=== Text shown ===
──────────────────────────────
# The New Transformer Movie



## Guro Harold (Aug 5, 2006)

If you want to see a first glimpse of the animatronics for the new Transformer Movie, go to Michael Bay's (the director) blog here.

Click on the Access Hollywood clip.


----------



## SFC JeffJ (Aug 5, 2006)

Cool.  I think that there is more than meets the eye to this though.

Jeff


----------



## stone_dragone (Aug 5, 2006)

Transformers are cool.  Always have been.  Always will be!


----------



## Andy Moynihan (Aug 6, 2006)

Gonna suck.


----------



## Kensai (Aug 6, 2006)

Ba weep, gra na weep, ninny bong....


----------



## Guro Harold (Aug 6, 2006)

JeffJ said:
			
		

> Cool.  I think that there is more than meets the eye to this though.
> 
> Jeff


Ha, ha, very funny!!! Creative use of the theme song.


----------



## Guro Harold (Aug 6, 2006)

Kensai said:
			
		

> Ba weep, gra na weep, ninny bong....


Cool, that's from the Transformer animated movie!

Thomas Dolby's (I think) background music, "Dare to be stupid..."


----------



## SFC JeffJ (Aug 6, 2006)

Palusut said:
			
		

> Ha, ha, very funny!!! Creative use of the theme song.


I figured somebody was going to do it, so I thought I'd get it out of the way.


----------



## fnorfurfoot (Aug 6, 2006)

Palusut said:
			
		

> Cool, that's from the Transformer animated movie!
> 
> Thomas Dolby's (I think) background music, "Dare to be stupid..."


 
"Dare to be stupid" is from Weird Al Yankovic


----------



## Wild Bill (Aug 6, 2006)

I heard that the guy who voiced Optimus Prime in the cartoon is doing the same in the movie.


----------



## Andy Moynihan (Aug 6, 2006)

Bumblebee is a CORVETTE, for cryin' out loud . :angry: :angry: :angry:


----------



## Kensai (Aug 6, 2006)

Palusut said:
			
		

> Cool, that's from the Transformer animated movie!
> 
> Thomas Dolby's (I think) background music, "Dare to be stupid..."


 
It's the universal greeting my friend. :asian:


----------



## Andy Moynihan (Aug 6, 2006)

http://www.tfw2005.com/boards/showthread.php?t=99803&page=8

Read it if you can stomach it.


*I* could have written a better script than this muffinhead Bay.

And I would have done it Right the first time, and used the 80s likenesses, and set the damn thing IN the 80s where it BELONGS.

Like it's been pointed out in the linked thread, about all that is going to make this film any money is the nostalgia factor from people in my generation and there about. And it's already more than blatantly obvious that Bay and Company are in the process of moving it away from the Gen 1 transformers which were popular with that demographic. 

As a direct result, changing the characters' forms just to make it "more modern" and appeal to a younger crowd who's never even heard of transformers, who wont care, and by extension, adults who remember the classic Gen 1 cast will be put off and stay away as well, which is who you should be aiming at.
──────────────────────────────
[Boxed element entries]
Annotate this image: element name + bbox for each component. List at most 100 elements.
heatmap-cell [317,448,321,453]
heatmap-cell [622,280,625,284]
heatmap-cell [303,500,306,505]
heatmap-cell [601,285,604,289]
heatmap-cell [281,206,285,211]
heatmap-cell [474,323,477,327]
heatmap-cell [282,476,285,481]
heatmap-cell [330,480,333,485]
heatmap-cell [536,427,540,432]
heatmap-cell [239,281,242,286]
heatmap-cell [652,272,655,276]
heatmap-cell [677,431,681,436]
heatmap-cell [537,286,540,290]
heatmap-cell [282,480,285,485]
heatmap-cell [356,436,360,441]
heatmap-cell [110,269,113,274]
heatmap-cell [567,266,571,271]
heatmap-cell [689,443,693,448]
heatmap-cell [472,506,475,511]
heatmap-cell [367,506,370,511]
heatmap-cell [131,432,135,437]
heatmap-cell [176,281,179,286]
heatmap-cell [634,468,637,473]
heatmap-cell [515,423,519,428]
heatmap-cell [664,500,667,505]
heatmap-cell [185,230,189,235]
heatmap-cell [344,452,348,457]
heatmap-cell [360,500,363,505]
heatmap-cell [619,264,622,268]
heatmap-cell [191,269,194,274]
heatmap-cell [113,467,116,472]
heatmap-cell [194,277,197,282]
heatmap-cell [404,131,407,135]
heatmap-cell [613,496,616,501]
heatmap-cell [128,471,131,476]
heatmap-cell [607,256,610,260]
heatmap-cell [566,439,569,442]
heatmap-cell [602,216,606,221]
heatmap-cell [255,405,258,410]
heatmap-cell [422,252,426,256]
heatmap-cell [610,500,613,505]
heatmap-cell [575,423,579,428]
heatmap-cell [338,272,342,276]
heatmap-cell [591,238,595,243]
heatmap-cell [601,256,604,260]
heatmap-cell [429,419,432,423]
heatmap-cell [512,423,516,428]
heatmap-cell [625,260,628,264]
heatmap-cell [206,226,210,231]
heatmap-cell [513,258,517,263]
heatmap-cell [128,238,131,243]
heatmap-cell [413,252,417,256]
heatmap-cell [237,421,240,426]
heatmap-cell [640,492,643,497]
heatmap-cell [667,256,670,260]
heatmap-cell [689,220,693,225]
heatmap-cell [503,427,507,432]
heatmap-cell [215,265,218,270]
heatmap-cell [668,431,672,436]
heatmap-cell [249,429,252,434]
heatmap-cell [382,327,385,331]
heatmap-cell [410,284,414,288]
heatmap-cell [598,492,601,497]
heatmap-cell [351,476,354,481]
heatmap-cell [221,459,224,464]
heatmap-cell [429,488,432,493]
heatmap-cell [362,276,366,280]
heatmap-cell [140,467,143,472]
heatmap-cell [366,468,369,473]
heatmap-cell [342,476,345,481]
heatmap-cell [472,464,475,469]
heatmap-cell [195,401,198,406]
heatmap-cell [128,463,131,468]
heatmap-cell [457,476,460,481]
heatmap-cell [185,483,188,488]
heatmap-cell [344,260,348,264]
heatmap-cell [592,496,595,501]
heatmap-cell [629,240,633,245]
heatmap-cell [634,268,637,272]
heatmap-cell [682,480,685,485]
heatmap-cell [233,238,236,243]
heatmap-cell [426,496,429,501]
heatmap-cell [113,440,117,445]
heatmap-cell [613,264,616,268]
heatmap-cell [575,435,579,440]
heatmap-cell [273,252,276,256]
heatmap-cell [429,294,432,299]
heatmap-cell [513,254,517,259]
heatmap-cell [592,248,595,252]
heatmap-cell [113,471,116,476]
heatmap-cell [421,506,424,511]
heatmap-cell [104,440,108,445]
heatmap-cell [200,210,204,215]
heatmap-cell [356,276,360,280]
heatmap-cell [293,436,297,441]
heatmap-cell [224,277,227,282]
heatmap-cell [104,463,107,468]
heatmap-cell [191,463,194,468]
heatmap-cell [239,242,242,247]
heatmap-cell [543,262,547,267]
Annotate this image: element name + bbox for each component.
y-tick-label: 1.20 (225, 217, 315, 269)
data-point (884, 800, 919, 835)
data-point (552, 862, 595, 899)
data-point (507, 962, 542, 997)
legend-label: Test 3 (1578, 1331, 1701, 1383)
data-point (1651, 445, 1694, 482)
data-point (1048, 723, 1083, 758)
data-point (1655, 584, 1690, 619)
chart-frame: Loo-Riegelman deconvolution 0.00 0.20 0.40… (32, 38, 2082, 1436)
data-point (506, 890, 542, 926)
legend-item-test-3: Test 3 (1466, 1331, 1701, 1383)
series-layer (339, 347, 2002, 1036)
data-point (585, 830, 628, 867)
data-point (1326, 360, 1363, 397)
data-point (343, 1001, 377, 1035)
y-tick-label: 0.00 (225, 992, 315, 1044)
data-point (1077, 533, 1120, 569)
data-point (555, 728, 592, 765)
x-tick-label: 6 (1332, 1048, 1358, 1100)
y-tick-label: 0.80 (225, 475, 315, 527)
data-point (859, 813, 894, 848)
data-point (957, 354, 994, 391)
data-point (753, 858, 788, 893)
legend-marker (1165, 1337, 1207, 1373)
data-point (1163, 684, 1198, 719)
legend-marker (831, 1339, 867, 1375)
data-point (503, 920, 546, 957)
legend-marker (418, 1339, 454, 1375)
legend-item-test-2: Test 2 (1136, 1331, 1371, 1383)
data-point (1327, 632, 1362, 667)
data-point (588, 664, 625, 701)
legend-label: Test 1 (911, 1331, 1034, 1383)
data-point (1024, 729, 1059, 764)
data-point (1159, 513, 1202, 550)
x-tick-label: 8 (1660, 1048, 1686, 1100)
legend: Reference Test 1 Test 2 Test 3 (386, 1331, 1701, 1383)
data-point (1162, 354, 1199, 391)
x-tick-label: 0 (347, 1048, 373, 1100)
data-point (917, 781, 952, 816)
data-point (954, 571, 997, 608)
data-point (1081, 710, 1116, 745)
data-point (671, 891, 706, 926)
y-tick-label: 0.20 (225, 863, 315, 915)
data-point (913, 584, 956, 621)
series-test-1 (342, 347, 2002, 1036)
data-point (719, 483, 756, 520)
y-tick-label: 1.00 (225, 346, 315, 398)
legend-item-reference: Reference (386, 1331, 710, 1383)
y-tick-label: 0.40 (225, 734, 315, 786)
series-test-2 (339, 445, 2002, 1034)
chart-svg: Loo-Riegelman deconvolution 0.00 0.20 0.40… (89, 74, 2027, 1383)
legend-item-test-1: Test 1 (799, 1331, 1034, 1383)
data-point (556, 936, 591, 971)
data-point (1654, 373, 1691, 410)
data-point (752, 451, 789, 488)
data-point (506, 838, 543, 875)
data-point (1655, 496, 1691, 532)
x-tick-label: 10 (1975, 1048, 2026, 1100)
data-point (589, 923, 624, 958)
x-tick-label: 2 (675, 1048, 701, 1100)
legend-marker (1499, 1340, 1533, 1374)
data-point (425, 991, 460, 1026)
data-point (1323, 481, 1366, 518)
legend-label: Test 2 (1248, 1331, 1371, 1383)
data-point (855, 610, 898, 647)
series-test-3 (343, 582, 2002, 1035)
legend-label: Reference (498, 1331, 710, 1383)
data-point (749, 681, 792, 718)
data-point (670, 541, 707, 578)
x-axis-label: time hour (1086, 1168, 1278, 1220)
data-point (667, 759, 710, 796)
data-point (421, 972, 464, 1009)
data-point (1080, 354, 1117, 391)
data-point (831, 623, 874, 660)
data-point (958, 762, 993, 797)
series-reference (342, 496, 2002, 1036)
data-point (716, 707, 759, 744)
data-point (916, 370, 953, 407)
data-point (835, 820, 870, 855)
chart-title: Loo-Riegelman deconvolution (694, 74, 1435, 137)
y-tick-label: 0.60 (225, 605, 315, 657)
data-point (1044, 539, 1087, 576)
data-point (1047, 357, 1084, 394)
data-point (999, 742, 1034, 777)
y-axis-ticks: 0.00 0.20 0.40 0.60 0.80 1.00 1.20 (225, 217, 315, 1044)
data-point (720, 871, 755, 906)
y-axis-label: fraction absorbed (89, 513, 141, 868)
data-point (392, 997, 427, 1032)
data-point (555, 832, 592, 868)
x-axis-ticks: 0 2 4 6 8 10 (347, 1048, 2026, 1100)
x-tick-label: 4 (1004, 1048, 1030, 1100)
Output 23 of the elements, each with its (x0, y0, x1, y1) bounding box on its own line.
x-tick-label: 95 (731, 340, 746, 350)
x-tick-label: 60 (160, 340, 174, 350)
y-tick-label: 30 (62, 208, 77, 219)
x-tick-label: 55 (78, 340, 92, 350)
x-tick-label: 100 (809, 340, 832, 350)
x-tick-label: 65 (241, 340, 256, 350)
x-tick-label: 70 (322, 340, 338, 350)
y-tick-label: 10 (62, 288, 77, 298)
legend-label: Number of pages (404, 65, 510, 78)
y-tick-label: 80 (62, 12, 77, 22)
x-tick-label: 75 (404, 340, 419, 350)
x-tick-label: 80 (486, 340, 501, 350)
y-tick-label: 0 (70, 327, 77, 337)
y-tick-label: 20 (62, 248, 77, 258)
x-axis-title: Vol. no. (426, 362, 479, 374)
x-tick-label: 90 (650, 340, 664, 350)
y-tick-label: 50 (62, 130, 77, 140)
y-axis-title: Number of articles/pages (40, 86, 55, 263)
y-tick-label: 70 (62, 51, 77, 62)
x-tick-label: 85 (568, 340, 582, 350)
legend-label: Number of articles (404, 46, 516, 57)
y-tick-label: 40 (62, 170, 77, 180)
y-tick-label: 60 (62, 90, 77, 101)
──────────────────────────────
=== Instructions ===
1. Name every member who wrote a post in the Transformer movie thread. Leave out names that appear only inside quotes.
2. Give a two-sentence summary of the Transformer movie thread.

=== Task-by-task answers ===
1. Guro Harold, SFC JeffJ, stone_dragone, Andy Moynihan, Kensai, fnorfurfoot, Wild Bill

2. Guro Harold starts the thread by sending readers to Michael Bay's blog for a first glimpse of the animatronics for the new Transformer Movie, and replies range from praise for Transformers to a joke that Guro Harold calls a creative use of the theme song. Andy Moynihan predicts the film will suck and argues that changing the characters' forms to seem more modern will also drive away the adults who remember the classic Gen 1 cast.